▸ **What needs to be done**:
Write the data below out exactly as it stands. Do not include the pictures.
--- BEGIN Record set ---
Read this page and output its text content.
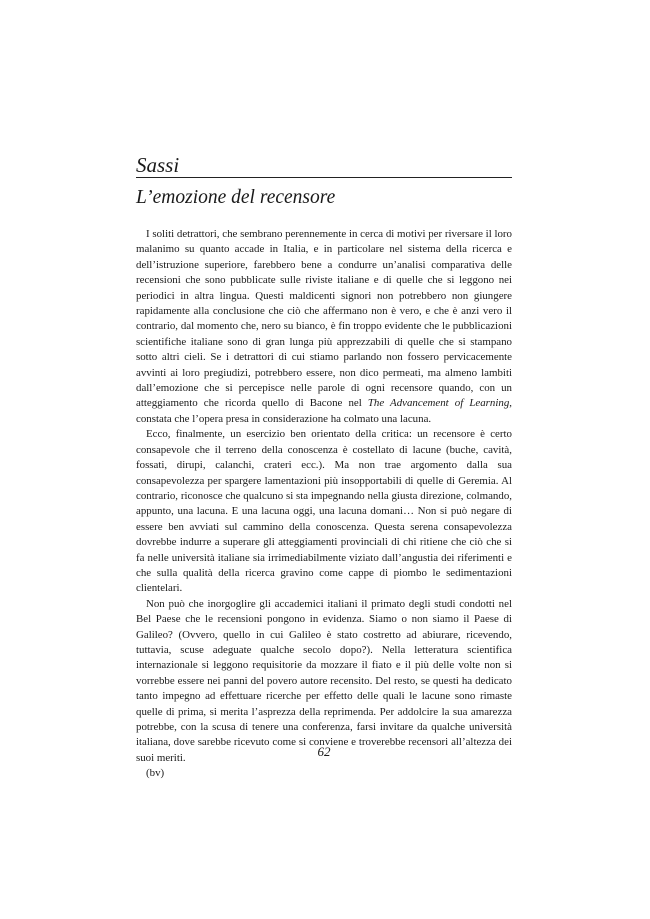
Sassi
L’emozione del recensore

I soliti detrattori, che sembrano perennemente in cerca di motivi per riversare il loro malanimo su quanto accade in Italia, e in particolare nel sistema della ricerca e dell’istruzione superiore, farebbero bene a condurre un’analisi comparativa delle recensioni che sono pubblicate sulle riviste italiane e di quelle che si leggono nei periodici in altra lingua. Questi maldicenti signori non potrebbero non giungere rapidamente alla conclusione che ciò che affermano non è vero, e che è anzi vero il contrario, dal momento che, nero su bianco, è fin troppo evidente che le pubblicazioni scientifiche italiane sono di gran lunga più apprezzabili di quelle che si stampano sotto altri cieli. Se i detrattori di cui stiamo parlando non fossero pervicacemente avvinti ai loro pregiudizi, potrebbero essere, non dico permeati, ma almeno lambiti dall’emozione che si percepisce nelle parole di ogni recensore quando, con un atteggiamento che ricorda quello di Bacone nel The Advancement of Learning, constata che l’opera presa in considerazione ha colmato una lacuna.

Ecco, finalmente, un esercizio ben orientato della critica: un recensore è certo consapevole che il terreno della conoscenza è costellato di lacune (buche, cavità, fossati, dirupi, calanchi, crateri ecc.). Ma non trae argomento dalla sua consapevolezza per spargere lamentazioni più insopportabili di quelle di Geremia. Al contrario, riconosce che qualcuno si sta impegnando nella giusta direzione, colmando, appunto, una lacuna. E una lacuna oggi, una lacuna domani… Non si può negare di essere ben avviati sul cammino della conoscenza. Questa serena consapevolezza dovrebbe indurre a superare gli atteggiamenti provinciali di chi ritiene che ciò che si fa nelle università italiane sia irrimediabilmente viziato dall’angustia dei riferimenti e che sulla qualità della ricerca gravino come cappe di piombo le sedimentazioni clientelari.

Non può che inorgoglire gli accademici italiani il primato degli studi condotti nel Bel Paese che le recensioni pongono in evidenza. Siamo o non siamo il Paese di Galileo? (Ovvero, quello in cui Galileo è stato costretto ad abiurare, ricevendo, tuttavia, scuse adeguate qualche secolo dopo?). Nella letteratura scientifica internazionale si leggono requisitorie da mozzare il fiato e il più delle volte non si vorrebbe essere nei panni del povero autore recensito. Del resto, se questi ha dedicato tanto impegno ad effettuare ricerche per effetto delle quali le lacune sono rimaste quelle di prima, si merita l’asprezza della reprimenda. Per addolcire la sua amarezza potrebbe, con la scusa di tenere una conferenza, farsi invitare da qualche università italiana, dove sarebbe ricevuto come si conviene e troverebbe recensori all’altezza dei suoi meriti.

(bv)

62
--- END Record set ---
▸ **Task solution**:
Read this page and output its text content.
Sassi
L’emozione del recensore

I soliti detrattori, che sembrano perennemente in cerca di motivi per riversare il loro malanimo su quanto accade in Italia, e in particolare nel sistema della ricerca e dell’istruzione superiore, farebbero bene a condurre un’analisi comparativa delle recensioni che sono pubblicate sulle riviste italiane e di quelle che si leggono nei periodici in altra lingua. Questi maldicenti signori non potrebbero non giungere rapidamente alla conclusione che ciò che affermano non è vero, e che è anzi vero il contrario, dal momento che, nero su bianco, è fin troppo evidente che le pubblicazioni scientifiche italiane sono di gran lunga più apprezzabili di quelle che si stampano sotto altri cieli. Se i detrattori di cui stiamo parlando non fossero pervicacemente avvinti ai loro pregiudizi, potrebbero essere, non dico permeati, ma almeno lambiti dall’emozione che si percepisce nelle parole di ogni recensore quando, con un atteggiamento che ricorda quello di Bacone nel The Advancement of Learning, constata che l’opera presa in considerazione ha colmato una lacuna.

Ecco, finalmente, un esercizio ben orientato della critica: un recensore è certo consapevole che il terreno della conoscenza è costellato di lacune (buche, cavità, fossati, dirupi, calanchi, crateri ecc.). Ma non trae argomento dalla sua consapevolezza per spargere lamentazioni più insopportabili di quelle di Geremia. Al contrario, riconosce che qualcuno si sta impegnando nella giusta direzione, colmando, appunto, una lacuna. E una lacuna oggi, una lacuna domani… Non si può negare di essere ben avviati sul cammino della conoscenza. Questa serena consapevolezza dovrebbe indurre a superare gli atteggiamenti provinciali di chi ritiene che ciò che si fa nelle università italiane sia irrimediabilmente viziato dall’angustia dei riferimenti e che sulla qualità della ricerca gravino come cappe di piombo le sedimentazioni clientelari.

Non può che inorgoglire gli accademici italiani il primato degli studi condotti nel Bel Paese che le recensioni pongono in evidenza. Siamo o non siamo il Paese di Galileo? (Ovvero, quello in cui Galileo è stato costretto ad abiurare, ricevendo, tuttavia, scuse adeguate qualche secolo dopo?). Nella letteratura scientifica internazionale si leggono requisitorie da mozzare il fiato e il più delle volte non si vorrebbe essere nei panni del povero autore recensito. Del resto, se questi ha dedicato tanto impegno ad effettuare ricerche per effetto delle quali le lacune sono rimaste quelle di prima, si merita l’asprezza della reprimenda. Per addolcire la sua amarezza potrebbe, con la scusa di tenere una conferenza, farsi invitare da qualche università italiana, dove sarebbe ricevuto come si conviene e troverebbe recensori all’altezza dei suoi meriti.

(bv)

62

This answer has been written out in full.